[Dataset entries]

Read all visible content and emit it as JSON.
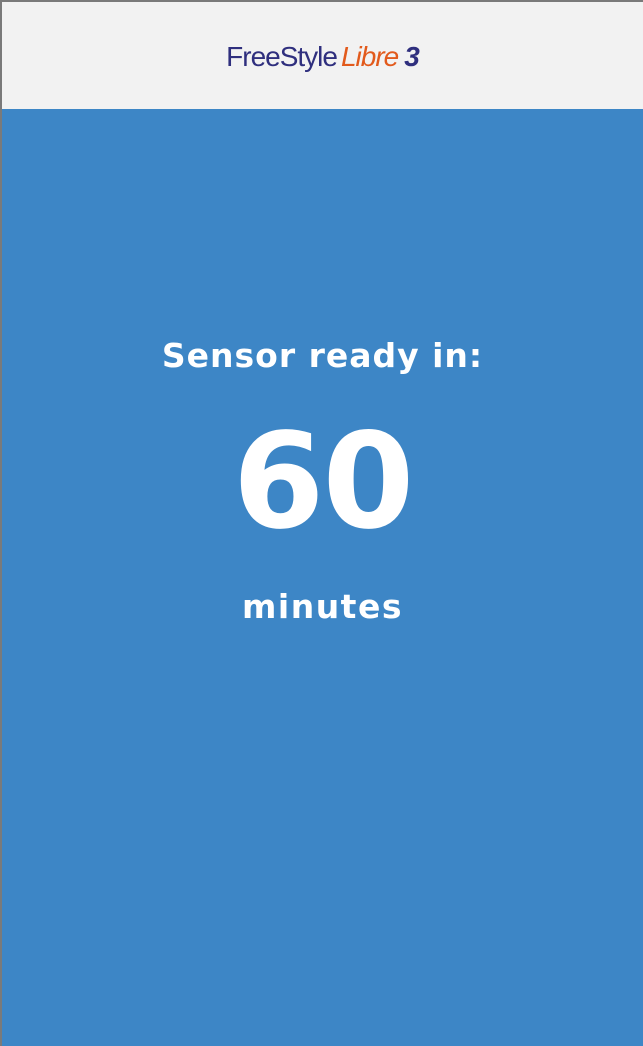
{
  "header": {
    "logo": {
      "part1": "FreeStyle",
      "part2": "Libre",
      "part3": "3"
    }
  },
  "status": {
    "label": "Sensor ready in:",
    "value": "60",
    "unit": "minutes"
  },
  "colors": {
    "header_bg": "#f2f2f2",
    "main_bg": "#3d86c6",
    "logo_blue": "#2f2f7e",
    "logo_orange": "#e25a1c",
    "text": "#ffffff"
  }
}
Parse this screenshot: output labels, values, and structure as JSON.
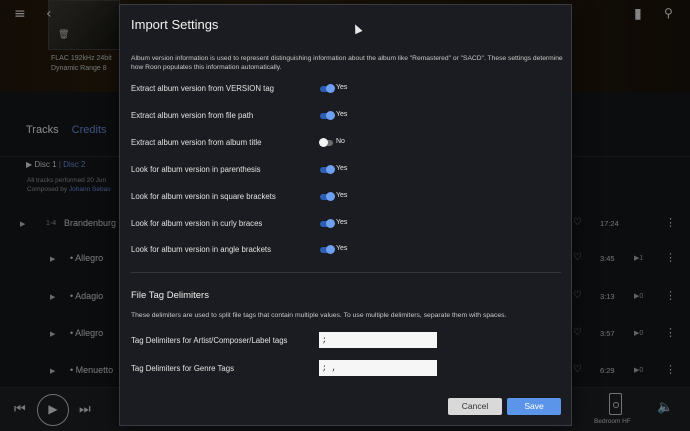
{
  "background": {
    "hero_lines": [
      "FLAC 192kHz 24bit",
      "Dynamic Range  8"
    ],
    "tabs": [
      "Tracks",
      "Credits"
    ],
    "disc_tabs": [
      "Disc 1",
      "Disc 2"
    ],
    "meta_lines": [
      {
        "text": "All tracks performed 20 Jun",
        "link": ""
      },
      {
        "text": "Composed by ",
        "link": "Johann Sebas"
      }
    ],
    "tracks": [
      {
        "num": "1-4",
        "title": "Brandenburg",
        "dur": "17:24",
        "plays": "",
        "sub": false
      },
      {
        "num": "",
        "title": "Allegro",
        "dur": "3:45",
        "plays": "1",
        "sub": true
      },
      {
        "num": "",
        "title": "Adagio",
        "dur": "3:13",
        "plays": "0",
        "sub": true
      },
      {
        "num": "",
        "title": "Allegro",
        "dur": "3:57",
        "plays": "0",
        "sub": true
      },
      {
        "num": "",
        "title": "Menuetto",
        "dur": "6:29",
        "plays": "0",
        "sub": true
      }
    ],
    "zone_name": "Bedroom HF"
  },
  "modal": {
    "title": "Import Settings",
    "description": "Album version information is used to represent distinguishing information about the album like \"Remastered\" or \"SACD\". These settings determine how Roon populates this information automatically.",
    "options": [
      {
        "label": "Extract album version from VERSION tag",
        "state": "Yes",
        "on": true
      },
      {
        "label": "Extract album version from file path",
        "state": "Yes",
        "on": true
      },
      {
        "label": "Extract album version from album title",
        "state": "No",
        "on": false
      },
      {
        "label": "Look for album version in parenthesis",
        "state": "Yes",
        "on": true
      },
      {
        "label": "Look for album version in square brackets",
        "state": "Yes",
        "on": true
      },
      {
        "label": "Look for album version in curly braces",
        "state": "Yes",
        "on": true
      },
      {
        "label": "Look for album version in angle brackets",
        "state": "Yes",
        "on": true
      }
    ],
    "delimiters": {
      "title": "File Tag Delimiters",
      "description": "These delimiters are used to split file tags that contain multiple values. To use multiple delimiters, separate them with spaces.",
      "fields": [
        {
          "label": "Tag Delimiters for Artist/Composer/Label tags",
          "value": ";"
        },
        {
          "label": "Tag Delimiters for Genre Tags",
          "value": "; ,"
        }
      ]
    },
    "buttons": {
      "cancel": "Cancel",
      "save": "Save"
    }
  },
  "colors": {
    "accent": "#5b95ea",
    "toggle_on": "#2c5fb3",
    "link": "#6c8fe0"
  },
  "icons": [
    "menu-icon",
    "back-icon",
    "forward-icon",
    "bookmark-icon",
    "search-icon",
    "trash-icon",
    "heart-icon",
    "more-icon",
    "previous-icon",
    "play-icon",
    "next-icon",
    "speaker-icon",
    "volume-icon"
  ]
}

---

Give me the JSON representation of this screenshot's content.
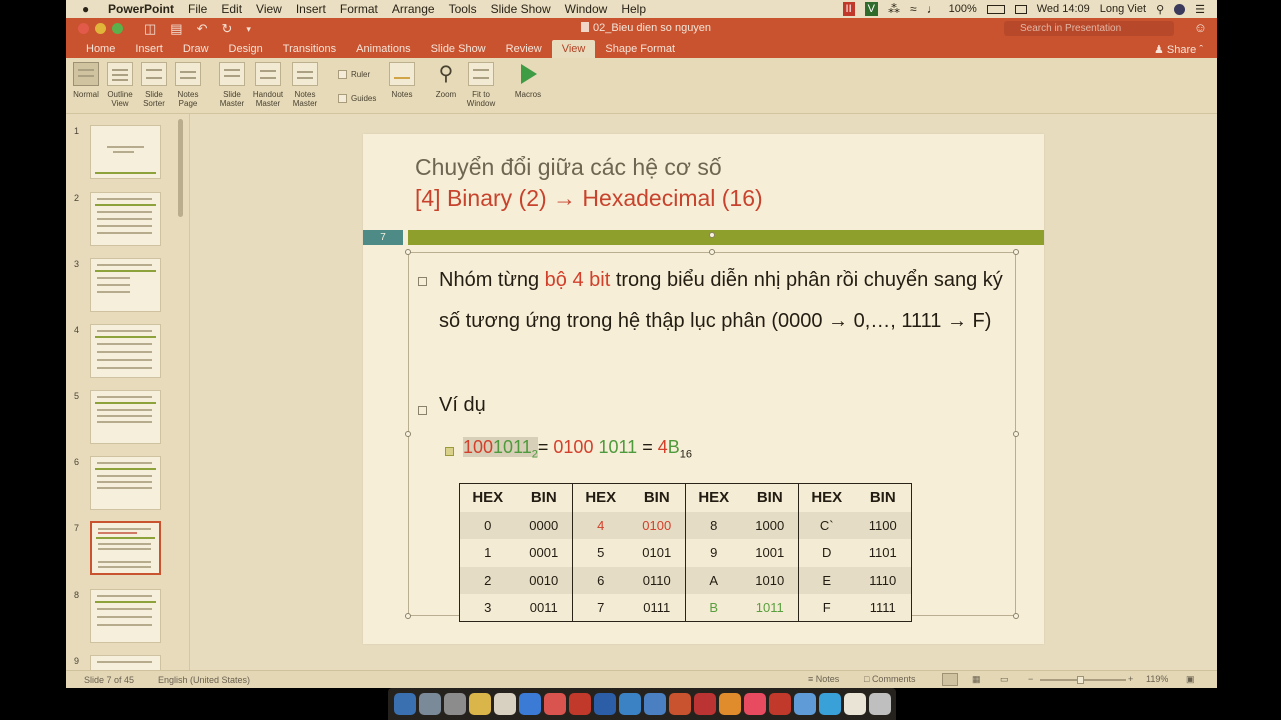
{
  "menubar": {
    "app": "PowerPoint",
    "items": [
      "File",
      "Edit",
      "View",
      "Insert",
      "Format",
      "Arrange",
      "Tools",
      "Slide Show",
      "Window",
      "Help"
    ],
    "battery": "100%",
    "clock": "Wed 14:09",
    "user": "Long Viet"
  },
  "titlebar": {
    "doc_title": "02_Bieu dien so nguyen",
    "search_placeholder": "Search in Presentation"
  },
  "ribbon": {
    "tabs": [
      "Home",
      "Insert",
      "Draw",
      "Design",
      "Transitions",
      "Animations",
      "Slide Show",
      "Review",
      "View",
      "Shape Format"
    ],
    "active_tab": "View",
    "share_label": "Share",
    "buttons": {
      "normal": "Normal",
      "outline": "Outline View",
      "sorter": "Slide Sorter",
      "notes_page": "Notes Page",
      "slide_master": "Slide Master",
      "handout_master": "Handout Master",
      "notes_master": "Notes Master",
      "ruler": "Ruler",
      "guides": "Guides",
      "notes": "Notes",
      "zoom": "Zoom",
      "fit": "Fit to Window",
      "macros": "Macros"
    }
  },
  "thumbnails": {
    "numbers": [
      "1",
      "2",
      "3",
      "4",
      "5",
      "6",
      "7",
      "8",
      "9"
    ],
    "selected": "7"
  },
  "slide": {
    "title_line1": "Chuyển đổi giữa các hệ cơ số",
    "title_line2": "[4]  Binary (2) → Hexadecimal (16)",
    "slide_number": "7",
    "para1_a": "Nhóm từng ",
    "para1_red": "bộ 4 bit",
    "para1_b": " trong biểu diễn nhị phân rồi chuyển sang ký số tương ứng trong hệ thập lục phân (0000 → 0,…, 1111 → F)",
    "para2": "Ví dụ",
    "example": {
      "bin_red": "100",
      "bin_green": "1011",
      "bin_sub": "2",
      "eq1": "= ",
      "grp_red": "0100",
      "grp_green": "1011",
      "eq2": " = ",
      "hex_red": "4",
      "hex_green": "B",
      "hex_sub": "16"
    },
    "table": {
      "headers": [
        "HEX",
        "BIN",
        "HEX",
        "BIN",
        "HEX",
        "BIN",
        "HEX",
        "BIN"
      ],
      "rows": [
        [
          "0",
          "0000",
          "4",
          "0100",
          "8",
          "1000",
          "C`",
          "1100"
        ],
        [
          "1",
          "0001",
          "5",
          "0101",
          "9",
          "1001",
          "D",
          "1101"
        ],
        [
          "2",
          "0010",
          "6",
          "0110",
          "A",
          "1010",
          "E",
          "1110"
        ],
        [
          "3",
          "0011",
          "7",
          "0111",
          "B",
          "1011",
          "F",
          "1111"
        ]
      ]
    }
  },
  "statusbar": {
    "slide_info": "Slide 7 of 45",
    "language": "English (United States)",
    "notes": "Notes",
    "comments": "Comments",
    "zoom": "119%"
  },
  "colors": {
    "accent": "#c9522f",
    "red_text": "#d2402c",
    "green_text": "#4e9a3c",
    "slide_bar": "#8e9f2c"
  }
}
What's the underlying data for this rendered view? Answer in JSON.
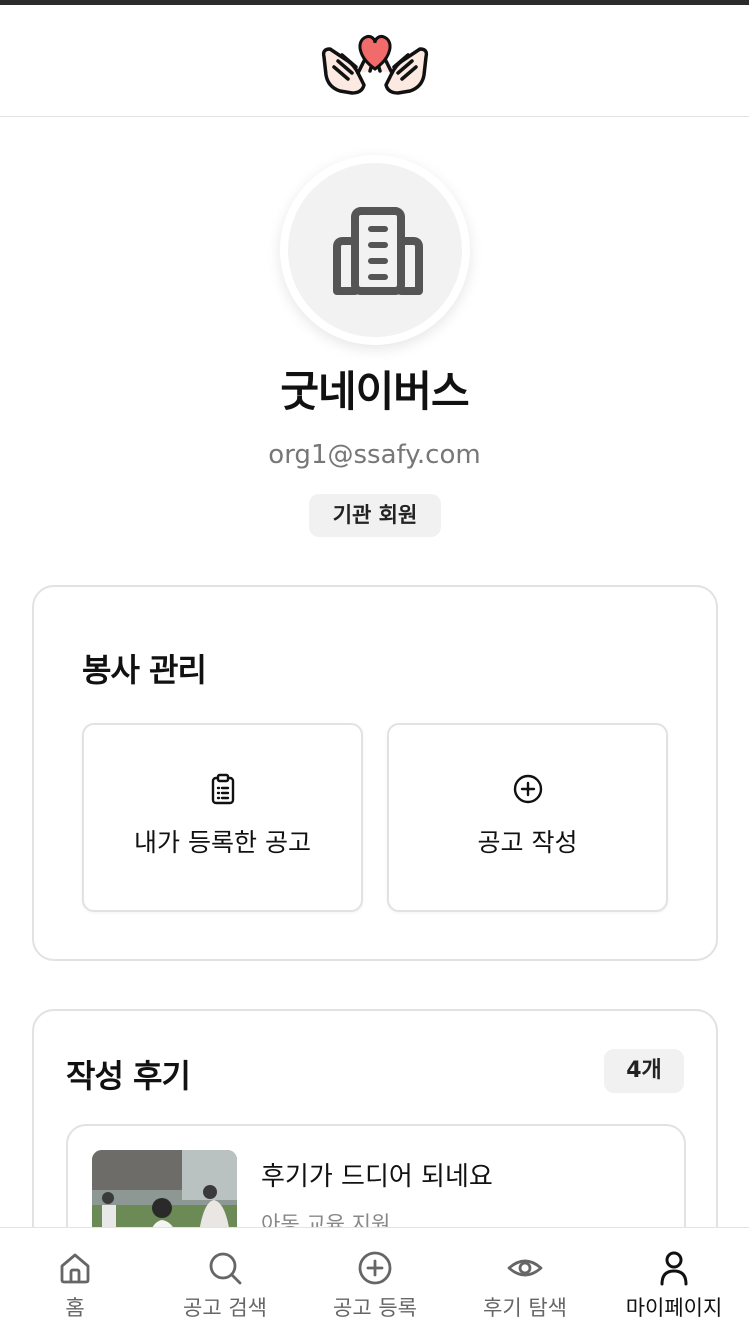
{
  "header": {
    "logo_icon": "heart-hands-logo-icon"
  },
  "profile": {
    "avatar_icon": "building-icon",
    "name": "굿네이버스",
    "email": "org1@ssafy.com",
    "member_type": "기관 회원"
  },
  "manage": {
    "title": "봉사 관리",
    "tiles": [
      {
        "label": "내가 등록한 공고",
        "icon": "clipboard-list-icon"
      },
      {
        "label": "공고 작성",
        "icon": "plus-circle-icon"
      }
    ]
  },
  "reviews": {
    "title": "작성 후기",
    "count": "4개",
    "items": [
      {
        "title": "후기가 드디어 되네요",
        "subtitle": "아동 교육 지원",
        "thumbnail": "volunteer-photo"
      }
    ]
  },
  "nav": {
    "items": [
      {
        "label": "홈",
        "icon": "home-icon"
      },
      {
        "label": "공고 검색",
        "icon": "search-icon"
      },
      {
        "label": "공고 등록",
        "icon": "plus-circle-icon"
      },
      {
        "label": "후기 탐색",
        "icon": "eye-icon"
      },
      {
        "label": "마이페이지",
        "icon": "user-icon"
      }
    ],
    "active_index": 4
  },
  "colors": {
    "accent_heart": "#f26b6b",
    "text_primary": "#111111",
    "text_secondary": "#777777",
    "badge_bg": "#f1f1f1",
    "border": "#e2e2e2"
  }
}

Short exercise
Go through the data and gather every line that holds "brackets".

Worked solution
        "label": "Look for album version in square brackets",
        "label": "Look for album version in angle brackets",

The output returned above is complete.